[begin Material to process]

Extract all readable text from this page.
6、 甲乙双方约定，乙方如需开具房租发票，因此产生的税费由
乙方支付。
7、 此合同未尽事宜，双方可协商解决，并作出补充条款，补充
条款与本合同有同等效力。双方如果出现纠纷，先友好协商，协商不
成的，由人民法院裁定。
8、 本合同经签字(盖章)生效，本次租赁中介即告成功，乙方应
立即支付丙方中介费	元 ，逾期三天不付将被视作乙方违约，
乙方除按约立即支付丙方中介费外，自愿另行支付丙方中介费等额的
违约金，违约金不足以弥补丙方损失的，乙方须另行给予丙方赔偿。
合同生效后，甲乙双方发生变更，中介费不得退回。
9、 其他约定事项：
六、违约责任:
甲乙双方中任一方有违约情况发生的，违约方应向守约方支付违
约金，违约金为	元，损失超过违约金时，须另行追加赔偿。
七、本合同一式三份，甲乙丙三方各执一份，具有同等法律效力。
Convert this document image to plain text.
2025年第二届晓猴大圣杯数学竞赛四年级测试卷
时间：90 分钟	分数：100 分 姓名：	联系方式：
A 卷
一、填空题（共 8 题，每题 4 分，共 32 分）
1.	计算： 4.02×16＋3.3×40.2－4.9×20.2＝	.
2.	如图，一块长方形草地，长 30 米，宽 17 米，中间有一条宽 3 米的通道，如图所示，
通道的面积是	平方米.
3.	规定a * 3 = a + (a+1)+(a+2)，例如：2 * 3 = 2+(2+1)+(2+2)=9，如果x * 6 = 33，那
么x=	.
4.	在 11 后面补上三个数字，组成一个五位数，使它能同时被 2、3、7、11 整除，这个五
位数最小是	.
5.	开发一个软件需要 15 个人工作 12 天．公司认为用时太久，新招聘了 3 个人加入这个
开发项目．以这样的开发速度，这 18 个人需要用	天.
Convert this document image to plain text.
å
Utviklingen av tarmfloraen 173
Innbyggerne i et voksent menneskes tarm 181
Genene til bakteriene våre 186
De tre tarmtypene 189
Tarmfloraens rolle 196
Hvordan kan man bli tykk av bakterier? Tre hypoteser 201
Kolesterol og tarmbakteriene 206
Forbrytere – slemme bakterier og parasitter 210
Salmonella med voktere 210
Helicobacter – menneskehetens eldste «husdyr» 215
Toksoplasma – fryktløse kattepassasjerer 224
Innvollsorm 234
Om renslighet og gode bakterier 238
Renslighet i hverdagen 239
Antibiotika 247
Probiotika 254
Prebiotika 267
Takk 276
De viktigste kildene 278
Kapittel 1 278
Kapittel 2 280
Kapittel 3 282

[end Material to process]

*What is needed*
Repeat every line of the records above exactly.

*Result of this task*
Extract all readable text from this page.
6、 甲乙双方约定，乙方如需开具房租发票，因此产生的税费由
乙方支付。
7、 此合同未尽事宜，双方可协商解决，并作出补充条款，补充
条款与本合同有同等效力。双方如果出现纠纷，先友好协商，协商不
成的，由人民法院裁定。
8、 本合同经签字(盖章)生效，本次租赁中介即告成功，乙方应
立即支付丙方中介费	元 ，逾期三天不付将被视作乙方违约，
乙方除按约立即支付丙方中介费外，自愿另行支付丙方中介费等额的
违约金，违约金不足以弥补丙方损失的，乙方须另行给予丙方赔偿。
合同生效后，甲乙双方发生变更，中介费不得退回。
9、 其他约定事项：
六、违约责任:
甲乙双方中任一方有违约情况发生的，违约方应向守约方支付违
约金，违约金为	元，损失超过违约金时，须另行追加赔偿。
七、本合同一式三份，甲乙丙三方各执一份，具有同等法律效力。
Convert this document image to plain text.
2025年第二届晓猴大圣杯数学竞赛四年级测试卷
时间：90 分钟	分数：100 分 姓名：	联系方式：
A 卷
一、填空题（共 8 题，每题 4 分，共 32 分）
1.	计算： 4.02×16＋3.3×40.2－4.9×20.2＝	.
2.	如图，一块长方形草地，长 30 米，宽 17 米，中间有一条宽 3 米的通道，如图所示，
通道的面积是	平方米.
3.	规定a * 3 = a + (a+1)+(a+2)，例如：2 * 3 = 2+(2+1)+(2+2)=9，如果x * 6 = 33，那
么x=	.
4.	在 11 后面补上三个数字，组成一个五位数，使它能同时被 2、3、7、11 整除，这个五
位数最小是	.
5.	开发一个软件需要 15 个人工作 12 天．公司认为用时太久，新招聘了 3 个人加入这个
开发项目．以这样的开发速度，这 18 个人需要用	天.
Convert this document image to plain text.
å
Utviklingen av tarmfloraen 173
Innbyggerne i et voksent menneskes tarm 181
Genene til bakteriene våre 186
De tre tarmtypene 189
Tarmfloraens rolle 196
Hvordan kan man bli tykk av bakterier? Tre hypoteser 201
Kolesterol og tarmbakteriene 206
Forbrytere – slemme bakterier og parasitter 210
Salmonella med voktere 210
Helicobacter – menneskehetens eldste «husdyr» 215
Toksoplasma – fryktløse kattepassasjerer 224
Innvollsorm 234
Om renslighet og gode bakterier 238
Renslighet i hverdagen 239
Antibiotika 247
Probiotika 254
Prebiotika 267
Takk 276
De viktigste kildene 278
Kapittel 1 278
Kapittel 2 280
Kapittel 3 282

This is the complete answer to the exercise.